--- start Stored rows ---

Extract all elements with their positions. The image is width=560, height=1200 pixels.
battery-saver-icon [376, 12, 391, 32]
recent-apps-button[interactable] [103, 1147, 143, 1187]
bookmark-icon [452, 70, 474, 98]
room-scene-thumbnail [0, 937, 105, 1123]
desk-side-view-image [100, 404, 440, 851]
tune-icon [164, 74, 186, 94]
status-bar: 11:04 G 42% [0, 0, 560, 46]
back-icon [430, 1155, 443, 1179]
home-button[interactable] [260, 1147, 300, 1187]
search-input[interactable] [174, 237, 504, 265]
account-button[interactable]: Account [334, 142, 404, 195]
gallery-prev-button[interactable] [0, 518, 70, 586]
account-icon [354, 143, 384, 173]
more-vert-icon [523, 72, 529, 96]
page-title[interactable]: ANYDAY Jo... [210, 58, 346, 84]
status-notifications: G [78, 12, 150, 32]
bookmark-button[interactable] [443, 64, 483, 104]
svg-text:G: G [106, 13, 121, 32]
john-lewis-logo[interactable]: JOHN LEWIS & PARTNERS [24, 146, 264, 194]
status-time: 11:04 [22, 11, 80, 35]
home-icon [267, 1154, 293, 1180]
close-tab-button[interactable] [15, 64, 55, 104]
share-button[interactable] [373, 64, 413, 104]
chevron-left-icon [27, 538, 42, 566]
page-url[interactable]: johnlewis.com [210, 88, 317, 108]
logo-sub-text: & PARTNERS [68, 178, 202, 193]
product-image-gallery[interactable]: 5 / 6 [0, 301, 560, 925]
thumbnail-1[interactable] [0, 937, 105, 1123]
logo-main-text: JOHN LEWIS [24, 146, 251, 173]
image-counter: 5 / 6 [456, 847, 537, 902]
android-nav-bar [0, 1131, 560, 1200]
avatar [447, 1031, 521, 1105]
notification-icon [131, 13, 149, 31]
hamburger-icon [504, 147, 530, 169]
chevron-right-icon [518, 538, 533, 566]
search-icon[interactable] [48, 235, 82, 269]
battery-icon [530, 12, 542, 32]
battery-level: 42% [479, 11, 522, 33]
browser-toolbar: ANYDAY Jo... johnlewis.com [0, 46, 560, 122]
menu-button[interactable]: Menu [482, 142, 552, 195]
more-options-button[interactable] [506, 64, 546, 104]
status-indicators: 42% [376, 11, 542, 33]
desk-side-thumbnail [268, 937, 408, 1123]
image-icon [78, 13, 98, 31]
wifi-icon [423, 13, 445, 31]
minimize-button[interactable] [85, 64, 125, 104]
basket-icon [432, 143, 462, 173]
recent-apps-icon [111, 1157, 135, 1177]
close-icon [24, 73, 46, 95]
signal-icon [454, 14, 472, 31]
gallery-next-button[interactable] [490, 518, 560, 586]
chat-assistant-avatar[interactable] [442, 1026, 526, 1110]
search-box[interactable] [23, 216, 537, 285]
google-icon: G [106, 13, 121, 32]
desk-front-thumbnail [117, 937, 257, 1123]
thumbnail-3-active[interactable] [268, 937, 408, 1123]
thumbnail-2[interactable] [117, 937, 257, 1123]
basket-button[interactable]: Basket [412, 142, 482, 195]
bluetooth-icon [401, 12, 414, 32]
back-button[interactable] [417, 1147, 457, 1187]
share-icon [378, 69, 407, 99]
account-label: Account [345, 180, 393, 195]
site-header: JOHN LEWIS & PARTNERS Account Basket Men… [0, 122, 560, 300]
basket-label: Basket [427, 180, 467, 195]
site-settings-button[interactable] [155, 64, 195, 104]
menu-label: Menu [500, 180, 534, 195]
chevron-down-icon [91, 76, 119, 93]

--- end Stored rows ---

_What this task involves_
Copy out all of the data above line for line, without changing anything.

_Exercise result_
Extract all elements with their positions. The image is width=560, height=1200 pixels.
battery-saver-icon [376, 12, 391, 32]
recent-apps-button[interactable] [103, 1147, 143, 1187]
bookmark-icon [452, 70, 474, 98]
room-scene-thumbnail [0, 937, 105, 1123]
desk-side-view-image [100, 404, 440, 851]
tune-icon [164, 74, 186, 94]
status-bar: 11:04 G 42% [0, 0, 560, 46]
back-icon [430, 1155, 443, 1179]
home-button[interactable] [260, 1147, 300, 1187]
search-input[interactable] [174, 237, 504, 265]
account-button[interactable]: Account [334, 142, 404, 195]
gallery-prev-button[interactable] [0, 518, 70, 586]
account-icon [354, 143, 384, 173]
more-vert-icon [523, 72, 529, 96]
page-title[interactable]: ANYDAY Jo... [210, 58, 346, 84]
status-notifications: G [78, 12, 150, 32]
bookmark-button[interactable] [443, 64, 483, 104]
svg-text:G: G [106, 13, 121, 32]
john-lewis-logo[interactable]: JOHN LEWIS & PARTNERS [24, 146, 264, 194]
status-time: 11:04 [22, 11, 80, 35]
home-icon [267, 1154, 293, 1180]
close-tab-button[interactable] [15, 64, 55, 104]
share-button[interactable] [373, 64, 413, 104]
chevron-left-icon [27, 538, 42, 566]
page-url[interactable]: johnlewis.com [210, 88, 317, 108]
logo-sub-text: & PARTNERS [68, 178, 202, 193]
product-image-gallery[interactable]: 5 / 6 [0, 301, 560, 925]
thumbnail-1[interactable] [0, 937, 105, 1123]
logo-main-text: JOHN LEWIS [24, 146, 251, 173]
image-counter: 5 / 6 [456, 847, 537, 902]
android-nav-bar [0, 1131, 560, 1200]
avatar [447, 1031, 521, 1105]
notification-icon [131, 13, 149, 31]
hamburger-icon [504, 147, 530, 169]
chevron-right-icon [518, 538, 533, 566]
search-icon[interactable] [48, 235, 82, 269]
battery-icon [530, 12, 542, 32]
battery-level: 42% [479, 11, 522, 33]
browser-toolbar: ANYDAY Jo... johnlewis.com [0, 46, 560, 122]
menu-button[interactable]: Menu [482, 142, 552, 195]
more-options-button[interactable] [506, 64, 546, 104]
status-indicators: 42% [376, 11, 542, 33]
desk-side-thumbnail [268, 937, 408, 1123]
image-icon [78, 13, 98, 31]
wifi-icon [423, 13, 445, 31]
minimize-button[interactable] [85, 64, 125, 104]
basket-icon [432, 143, 462, 173]
recent-apps-icon [111, 1157, 135, 1177]
close-icon [24, 73, 46, 95]
signal-icon [454, 14, 472, 31]
gallery-next-button[interactable] [490, 518, 560, 586]
chat-assistant-avatar[interactable] [442, 1026, 526, 1110]
search-box[interactable] [23, 216, 537, 285]
google-icon: G [106, 13, 121, 32]
desk-front-thumbnail [117, 937, 257, 1123]
thumbnail-3-active[interactable] [268, 937, 408, 1123]
thumbnail-2[interactable] [117, 937, 257, 1123]
basket-button[interactable]: Basket [412, 142, 482, 195]
bluetooth-icon [401, 12, 414, 32]
back-button[interactable] [417, 1147, 457, 1187]
share-icon [378, 69, 407, 99]
account-label: Account [345, 180, 393, 195]
site-header: JOHN LEWIS & PARTNERS Account Basket Men… [0, 122, 560, 300]
basket-label: Basket [427, 180, 467, 195]
site-settings-button[interactable] [155, 64, 195, 104]
menu-label: Menu [500, 180, 534, 195]
chevron-down-icon [91, 76, 119, 93]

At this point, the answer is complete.